__Raw records__
====================
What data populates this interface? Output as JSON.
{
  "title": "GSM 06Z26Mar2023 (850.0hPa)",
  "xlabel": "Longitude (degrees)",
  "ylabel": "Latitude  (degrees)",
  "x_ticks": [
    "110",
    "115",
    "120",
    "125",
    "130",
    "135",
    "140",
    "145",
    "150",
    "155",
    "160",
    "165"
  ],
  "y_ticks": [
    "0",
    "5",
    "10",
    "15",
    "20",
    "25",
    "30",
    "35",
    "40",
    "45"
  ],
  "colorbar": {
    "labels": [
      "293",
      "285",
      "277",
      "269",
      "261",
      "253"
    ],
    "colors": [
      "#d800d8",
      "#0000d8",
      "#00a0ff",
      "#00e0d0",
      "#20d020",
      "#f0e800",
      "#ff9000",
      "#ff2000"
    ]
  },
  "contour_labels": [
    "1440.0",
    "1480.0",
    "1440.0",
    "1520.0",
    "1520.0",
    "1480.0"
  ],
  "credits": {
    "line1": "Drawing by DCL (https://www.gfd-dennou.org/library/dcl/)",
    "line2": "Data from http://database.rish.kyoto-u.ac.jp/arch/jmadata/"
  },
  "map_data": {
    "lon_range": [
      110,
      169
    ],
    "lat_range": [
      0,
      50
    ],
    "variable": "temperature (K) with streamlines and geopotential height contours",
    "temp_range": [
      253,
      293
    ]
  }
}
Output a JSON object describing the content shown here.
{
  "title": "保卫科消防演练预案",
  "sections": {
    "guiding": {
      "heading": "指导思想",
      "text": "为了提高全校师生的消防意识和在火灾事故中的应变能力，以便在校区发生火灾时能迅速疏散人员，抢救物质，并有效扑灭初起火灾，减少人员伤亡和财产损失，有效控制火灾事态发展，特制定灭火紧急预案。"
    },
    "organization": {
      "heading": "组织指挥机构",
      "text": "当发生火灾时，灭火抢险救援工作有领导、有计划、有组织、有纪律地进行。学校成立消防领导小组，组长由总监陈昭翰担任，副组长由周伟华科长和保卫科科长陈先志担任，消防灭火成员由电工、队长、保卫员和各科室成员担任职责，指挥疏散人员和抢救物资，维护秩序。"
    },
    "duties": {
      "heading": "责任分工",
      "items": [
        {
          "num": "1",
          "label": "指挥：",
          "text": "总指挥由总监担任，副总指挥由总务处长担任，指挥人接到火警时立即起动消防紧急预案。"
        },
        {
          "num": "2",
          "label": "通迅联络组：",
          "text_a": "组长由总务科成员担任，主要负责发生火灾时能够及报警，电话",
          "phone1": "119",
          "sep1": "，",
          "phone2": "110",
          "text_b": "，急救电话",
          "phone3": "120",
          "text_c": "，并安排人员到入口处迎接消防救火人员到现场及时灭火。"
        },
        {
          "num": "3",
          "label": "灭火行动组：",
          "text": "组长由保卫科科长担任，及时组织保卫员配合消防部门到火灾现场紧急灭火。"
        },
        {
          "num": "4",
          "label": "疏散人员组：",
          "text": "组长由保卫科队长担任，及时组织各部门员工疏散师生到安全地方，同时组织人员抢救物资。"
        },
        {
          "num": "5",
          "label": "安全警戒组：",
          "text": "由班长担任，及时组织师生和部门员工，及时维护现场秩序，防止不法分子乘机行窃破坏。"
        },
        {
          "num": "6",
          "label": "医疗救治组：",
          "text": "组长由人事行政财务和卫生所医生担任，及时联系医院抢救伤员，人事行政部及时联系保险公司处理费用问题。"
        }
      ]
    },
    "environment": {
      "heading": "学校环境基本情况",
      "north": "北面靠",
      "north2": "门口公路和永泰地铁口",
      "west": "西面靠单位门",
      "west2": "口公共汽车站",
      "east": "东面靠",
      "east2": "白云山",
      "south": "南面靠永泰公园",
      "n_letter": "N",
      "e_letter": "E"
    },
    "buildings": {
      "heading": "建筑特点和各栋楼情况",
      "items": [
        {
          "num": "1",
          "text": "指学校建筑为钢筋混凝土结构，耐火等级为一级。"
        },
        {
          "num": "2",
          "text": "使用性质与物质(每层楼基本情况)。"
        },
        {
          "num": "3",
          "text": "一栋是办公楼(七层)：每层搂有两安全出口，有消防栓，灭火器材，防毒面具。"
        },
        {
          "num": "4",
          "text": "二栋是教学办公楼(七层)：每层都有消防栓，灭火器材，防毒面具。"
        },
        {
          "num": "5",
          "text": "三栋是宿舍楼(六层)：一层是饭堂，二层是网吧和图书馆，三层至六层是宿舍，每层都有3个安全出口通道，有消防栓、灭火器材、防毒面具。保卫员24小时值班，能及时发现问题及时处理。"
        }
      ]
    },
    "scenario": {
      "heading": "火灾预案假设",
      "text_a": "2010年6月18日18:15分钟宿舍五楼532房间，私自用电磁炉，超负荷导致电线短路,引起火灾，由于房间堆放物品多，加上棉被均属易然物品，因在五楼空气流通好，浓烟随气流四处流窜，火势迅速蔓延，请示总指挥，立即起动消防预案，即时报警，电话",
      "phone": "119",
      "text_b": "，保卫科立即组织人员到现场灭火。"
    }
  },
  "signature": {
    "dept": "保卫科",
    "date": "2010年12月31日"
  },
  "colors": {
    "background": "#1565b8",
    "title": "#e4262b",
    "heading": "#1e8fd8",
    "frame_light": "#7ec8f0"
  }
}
====================
__Exercise prompt__
Please quote the data above in full, with no line missing.

__Problem solution__
What data populates this interface? Output as JSON.
{
  "title": "GSM 06Z26Mar2023 (850.0hPa)",
  "xlabel": "Longitude (degrees)",
  "ylabel": "Latitude  (degrees)",
  "x_ticks": [
    "110",
    "115",
    "120",
    "125",
    "130",
    "135",
    "140",
    "145",
    "150",
    "155",
    "160",
    "165"
  ],
  "y_ticks": [
    "0",
    "5",
    "10",
    "15",
    "20",
    "25",
    "30",
    "35",
    "40",
    "45"
  ],
  "colorbar": {
    "labels": [
      "293",
      "285",
      "277",
      "269",
      "261",
      "253"
    ],
    "colors": [
      "#d800d8",
      "#0000d8",
      "#00a0ff",
      "#00e0d0",
      "#20d020",
      "#f0e800",
      "#ff9000",
      "#ff2000"
    ]
  },
  "contour_labels": [
    "1440.0",
    "1480.0",
    "1440.0",
    "1520.0",
    "1520.0",
    "1480.0"
  ],
  "credits": {
    "line1": "Drawing by DCL (https://www.gfd-dennou.org/library/dcl/)",
    "line2": "Data from http://database.rish.kyoto-u.ac.jp/arch/jmadata/"
  },
  "map_data": {
    "lon_range": [
      110,
      169
    ],
    "lat_range": [
      0,
      50
    ],
    "variable": "temperature (K) with streamlines and geopotential height contours",
    "temp_range": [
      253,
      293
    ]
  }
}
Output a JSON object describing the content shown here.
{
  "title": "保卫科消防演练预案",
  "sections": {
    "guiding": {
      "heading": "指导思想",
      "text": "为了提高全校师生的消防意识和在火灾事故中的应变能力，以便在校区发生火灾时能迅速疏散人员，抢救物质，并有效扑灭初起火灾，减少人员伤亡和财产损失，有效控制火灾事态发展，特制定灭火紧急预案。"
    },
    "organization": {
      "heading": "组织指挥机构",
      "text": "当发生火灾时，灭火抢险救援工作有领导、有计划、有组织、有纪律地进行。学校成立消防领导小组，组长由总监陈昭翰担任，副组长由周伟华科长和保卫科科长陈先志担任，消防灭火成员由电工、队长、保卫员和各科室成员担任职责，指挥疏散人员和抢救物资，维护秩序。"
    },
    "duties": {
      "heading": "责任分工",
      "items": [
        {
          "num": "1",
          "label": "指挥：",
          "text": "总指挥由总监担任，副总指挥由总务处长担任，指挥人接到火警时立即起动消防紧急预案。"
        },
        {
          "num": "2",
          "label": "通迅联络组：",
          "text_a": "组长由总务科成员担任，主要负责发生火灾时能够及报警，电话",
          "phone1": "119",
          "sep1": "，",
          "phone2": "110",
          "text_b": "，急救电话",
          "phone3": "120",
          "text_c": "，并安排人员到入口处迎接消防救火人员到现场及时灭火。"
        },
        {
          "num": "3",
          "label": "灭火行动组：",
          "text": "组长由保卫科科长担任，及时组织保卫员配合消防部门到火灾现场紧急灭火。"
        },
        {
          "num": "4",
          "label": "疏散人员组：",
          "text": "组长由保卫科队长担任，及时组织各部门员工疏散师生到安全地方，同时组织人员抢救物资。"
        },
        {
          "num": "5",
          "label": "安全警戒组：",
          "text": "由班长担任，及时组织师生和部门员工，及时维护现场秩序，防止不法分子乘机行窃破坏。"
        },
        {
          "num": "6",
          "label": "医疗救治组：",
          "text": "组长由人事行政财务和卫生所医生担任，及时联系医院抢救伤员，人事行政部及时联系保险公司处理费用问题。"
        }
      ]
    },
    "environment": {
      "heading": "学校环境基本情况",
      "north": "北面靠",
      "north2": "门口公路和永泰地铁口",
      "west": "西面靠单位门",
      "west2": "口公共汽车站",
      "east": "东面靠",
      "east2": "白云山",
      "south": "南面靠永泰公园",
      "n_letter": "N",
      "e_letter": "E"
    },
    "buildings": {
      "heading": "建筑特点和各栋楼情况",
      "items": [
        {
          "num": "1",
          "text": "指学校建筑为钢筋混凝土结构，耐火等级为一级。"
        },
        {
          "num": "2",
          "text": "使用性质与物质(每层楼基本情况)。"
        },
        {
          "num": "3",
          "text": "一栋是办公楼(七层)：每层搂有两安全出口，有消防栓，灭火器材，防毒面具。"
        },
        {
          "num": "4",
          "text": "二栋是教学办公楼(七层)：每层都有消防栓，灭火器材，防毒面具。"
        },
        {
          "num": "5",
          "text": "三栋是宿舍楼(六层)：一层是饭堂，二层是网吧和图书馆，三层至六层是宿舍，每层都有3个安全出口通道，有消防栓、灭火器材、防毒面具。保卫员24小时值班，能及时发现问题及时处理。"
        }
      ]
    },
    "scenario": {
      "heading": "火灾预案假设",
      "text_a": "2010年6月18日18:15分钟宿舍五楼532房间，私自用电磁炉，超负荷导致电线短路,引起火灾，由于房间堆放物品多，加上棉被均属易然物品，因在五楼空气流通好，浓烟随气流四处流窜，火势迅速蔓延，请示总指挥，立即起动消防预案，即时报警，电话",
      "phone": "119",
      "text_b": "，保卫科立即组织人员到现场灭火。"
    }
  },
  "signature": {
    "dept": "保卫科",
    "date": "2010年12月31日"
  },
  "colors": {
    "background": "#1565b8",
    "title": "#e4262b",
    "heading": "#1e8fd8",
    "frame_light": "#7ec8f0"
  }
}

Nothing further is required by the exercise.